*Set problem*. How many lines of the entries below include the word "Research"? Answer with the number alone.

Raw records
****

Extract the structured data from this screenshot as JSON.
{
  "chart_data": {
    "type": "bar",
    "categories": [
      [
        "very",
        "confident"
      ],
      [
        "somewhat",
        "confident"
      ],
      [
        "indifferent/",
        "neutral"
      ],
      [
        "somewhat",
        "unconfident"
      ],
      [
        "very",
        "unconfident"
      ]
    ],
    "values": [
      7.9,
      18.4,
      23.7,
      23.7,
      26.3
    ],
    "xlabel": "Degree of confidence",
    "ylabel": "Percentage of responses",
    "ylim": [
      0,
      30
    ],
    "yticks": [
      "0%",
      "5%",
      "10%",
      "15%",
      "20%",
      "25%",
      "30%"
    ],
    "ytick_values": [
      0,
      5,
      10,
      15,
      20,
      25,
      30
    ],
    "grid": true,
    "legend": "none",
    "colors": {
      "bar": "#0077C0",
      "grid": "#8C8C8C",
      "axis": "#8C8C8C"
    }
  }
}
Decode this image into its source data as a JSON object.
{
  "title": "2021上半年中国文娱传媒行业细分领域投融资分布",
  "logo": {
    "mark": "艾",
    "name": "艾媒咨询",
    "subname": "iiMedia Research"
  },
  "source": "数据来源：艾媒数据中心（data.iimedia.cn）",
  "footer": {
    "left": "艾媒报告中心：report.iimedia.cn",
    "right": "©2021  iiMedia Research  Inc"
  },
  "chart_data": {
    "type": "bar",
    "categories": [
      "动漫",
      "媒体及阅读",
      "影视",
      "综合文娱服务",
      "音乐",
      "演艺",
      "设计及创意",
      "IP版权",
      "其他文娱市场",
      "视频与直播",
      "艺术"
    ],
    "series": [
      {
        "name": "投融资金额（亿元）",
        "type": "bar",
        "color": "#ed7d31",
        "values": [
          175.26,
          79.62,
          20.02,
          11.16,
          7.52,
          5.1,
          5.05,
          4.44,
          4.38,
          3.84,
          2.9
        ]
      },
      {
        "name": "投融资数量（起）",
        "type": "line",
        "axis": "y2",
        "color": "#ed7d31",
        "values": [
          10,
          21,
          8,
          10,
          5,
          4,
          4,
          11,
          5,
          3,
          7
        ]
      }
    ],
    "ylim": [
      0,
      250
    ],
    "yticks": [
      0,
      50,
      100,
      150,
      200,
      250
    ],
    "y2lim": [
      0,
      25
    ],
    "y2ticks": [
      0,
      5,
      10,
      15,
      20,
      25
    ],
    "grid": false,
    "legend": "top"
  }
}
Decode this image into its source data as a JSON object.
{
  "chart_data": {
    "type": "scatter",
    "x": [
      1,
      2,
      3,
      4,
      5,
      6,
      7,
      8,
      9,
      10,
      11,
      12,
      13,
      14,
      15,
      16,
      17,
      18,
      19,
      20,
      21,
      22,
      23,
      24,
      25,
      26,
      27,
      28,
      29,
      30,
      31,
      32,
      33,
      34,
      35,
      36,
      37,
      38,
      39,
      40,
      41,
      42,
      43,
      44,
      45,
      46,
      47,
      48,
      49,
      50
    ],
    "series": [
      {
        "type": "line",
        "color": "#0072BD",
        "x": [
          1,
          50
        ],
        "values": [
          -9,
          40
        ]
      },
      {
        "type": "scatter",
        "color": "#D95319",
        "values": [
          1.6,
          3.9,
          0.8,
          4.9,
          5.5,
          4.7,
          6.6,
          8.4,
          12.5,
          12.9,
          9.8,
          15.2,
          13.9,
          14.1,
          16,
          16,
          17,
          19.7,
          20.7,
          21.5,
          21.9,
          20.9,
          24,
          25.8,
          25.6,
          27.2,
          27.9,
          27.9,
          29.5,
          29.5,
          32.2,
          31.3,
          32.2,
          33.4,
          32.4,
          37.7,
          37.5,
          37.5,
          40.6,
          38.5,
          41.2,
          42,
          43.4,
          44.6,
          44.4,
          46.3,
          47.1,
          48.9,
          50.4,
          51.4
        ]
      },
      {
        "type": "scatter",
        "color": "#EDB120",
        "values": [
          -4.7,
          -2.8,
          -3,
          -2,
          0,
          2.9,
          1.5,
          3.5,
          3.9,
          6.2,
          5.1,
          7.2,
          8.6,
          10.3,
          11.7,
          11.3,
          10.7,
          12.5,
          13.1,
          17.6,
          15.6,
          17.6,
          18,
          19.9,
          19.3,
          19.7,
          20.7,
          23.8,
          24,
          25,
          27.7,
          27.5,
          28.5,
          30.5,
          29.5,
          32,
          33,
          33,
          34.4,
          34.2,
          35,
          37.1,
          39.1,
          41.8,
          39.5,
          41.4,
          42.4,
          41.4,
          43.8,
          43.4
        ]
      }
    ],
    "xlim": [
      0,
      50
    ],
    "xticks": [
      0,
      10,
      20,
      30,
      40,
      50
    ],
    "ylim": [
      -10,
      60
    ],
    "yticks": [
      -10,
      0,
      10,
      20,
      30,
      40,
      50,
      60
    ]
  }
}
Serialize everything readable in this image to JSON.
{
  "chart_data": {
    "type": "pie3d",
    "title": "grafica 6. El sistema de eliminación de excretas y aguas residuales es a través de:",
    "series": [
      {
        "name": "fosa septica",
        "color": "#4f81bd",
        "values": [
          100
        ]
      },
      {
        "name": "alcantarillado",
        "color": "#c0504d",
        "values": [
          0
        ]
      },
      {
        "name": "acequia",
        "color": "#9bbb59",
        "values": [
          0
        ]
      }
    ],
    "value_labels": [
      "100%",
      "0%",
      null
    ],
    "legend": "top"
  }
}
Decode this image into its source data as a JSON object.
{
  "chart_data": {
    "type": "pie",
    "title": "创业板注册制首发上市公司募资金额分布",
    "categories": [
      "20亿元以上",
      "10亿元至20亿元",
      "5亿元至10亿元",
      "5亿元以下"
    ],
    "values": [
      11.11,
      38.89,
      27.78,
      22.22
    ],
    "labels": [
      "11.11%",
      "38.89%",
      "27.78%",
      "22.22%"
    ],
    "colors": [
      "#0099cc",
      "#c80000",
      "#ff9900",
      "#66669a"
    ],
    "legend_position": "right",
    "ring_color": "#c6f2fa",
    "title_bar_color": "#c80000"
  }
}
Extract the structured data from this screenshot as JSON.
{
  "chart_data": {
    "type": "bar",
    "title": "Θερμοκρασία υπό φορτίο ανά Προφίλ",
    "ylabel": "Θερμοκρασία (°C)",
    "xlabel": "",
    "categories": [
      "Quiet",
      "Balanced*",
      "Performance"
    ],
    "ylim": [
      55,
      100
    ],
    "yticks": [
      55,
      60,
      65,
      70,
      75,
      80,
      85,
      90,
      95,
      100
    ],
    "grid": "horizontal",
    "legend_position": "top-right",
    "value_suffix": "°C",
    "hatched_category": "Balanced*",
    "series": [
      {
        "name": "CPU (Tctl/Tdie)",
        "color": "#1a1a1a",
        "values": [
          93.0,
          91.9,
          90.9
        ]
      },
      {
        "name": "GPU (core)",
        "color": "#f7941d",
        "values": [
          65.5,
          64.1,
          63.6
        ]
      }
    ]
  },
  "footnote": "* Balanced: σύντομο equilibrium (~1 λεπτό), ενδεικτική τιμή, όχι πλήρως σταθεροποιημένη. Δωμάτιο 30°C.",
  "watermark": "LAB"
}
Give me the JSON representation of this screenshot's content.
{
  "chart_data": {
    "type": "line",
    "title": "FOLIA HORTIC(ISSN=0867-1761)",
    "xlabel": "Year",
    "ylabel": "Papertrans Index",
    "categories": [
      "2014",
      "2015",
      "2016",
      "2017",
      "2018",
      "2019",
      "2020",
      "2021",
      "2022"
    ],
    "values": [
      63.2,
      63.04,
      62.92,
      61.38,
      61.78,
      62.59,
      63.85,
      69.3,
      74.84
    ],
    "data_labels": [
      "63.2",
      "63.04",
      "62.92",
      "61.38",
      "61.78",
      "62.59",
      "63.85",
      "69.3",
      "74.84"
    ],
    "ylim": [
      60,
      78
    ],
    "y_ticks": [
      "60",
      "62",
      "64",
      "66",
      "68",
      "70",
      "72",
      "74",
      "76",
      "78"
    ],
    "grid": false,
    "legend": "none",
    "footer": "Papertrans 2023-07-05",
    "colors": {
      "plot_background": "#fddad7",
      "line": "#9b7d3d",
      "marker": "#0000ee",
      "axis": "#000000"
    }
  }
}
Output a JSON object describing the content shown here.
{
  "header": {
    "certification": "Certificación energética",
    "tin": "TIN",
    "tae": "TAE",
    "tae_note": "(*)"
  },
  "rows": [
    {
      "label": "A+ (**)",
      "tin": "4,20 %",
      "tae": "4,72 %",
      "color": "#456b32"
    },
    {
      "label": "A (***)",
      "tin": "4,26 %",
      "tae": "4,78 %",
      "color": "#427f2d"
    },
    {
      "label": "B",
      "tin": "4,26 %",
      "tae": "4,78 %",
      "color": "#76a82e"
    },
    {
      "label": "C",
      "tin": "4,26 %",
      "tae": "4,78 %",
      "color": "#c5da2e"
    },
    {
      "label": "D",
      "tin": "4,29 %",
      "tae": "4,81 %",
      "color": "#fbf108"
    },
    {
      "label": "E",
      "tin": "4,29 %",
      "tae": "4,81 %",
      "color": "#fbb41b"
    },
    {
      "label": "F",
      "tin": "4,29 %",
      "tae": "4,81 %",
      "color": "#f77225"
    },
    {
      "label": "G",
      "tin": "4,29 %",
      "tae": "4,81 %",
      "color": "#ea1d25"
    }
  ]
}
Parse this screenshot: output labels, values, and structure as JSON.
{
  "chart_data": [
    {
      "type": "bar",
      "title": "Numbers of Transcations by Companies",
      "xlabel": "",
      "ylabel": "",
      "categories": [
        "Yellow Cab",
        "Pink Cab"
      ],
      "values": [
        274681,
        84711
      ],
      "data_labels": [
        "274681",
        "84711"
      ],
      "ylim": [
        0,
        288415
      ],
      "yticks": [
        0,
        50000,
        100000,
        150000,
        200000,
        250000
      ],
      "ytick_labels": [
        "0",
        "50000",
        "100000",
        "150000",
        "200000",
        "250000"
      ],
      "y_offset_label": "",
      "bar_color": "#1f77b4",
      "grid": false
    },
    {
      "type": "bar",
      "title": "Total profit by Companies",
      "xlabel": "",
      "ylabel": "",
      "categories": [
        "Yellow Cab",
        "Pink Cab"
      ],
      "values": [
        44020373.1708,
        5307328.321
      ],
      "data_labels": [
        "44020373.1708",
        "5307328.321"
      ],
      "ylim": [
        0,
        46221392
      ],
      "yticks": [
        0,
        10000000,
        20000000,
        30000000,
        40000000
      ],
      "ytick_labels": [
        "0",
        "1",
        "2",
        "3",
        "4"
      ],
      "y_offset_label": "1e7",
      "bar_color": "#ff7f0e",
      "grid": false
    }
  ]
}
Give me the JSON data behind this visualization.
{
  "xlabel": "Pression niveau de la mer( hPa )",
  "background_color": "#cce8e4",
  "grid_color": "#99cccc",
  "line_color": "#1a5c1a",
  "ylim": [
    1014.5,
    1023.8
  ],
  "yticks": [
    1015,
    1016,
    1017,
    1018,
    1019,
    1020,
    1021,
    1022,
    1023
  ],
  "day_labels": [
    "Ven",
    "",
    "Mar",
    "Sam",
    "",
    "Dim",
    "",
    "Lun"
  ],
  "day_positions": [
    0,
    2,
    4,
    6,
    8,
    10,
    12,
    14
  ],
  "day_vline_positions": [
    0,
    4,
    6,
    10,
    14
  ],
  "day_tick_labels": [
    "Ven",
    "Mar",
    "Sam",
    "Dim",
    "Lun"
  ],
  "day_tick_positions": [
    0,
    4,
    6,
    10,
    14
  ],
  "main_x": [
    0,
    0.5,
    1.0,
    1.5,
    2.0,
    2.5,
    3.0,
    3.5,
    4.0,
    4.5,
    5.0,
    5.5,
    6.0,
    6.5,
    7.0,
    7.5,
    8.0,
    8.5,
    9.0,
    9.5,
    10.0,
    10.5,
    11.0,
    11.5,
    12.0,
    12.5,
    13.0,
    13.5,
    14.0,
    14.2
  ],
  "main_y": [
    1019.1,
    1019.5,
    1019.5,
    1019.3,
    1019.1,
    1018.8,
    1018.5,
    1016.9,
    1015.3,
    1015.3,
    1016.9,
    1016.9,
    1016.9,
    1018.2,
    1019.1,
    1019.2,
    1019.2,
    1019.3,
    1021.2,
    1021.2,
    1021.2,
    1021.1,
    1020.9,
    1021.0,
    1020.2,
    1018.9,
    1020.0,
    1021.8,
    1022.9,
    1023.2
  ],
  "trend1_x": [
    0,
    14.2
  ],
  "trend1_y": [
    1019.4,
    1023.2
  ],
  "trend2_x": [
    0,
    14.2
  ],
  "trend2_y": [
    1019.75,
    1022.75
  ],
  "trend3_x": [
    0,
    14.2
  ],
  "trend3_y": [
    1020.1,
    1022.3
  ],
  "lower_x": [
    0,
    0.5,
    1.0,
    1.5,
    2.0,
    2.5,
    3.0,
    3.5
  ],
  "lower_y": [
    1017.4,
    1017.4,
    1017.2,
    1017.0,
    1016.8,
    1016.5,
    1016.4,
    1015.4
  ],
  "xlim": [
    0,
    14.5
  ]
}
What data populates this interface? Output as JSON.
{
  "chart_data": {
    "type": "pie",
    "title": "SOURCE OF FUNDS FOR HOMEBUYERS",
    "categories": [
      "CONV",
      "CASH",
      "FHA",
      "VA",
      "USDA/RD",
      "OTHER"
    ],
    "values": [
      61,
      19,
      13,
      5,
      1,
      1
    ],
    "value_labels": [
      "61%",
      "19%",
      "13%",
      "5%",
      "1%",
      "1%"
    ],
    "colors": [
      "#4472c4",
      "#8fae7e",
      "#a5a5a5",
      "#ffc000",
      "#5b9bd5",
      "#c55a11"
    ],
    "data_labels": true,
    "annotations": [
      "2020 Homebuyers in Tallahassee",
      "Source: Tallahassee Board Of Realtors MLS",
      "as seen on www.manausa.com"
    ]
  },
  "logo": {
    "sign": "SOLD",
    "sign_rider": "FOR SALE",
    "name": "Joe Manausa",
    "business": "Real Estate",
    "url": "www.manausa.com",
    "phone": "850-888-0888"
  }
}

****

*Response for this exercise*. 2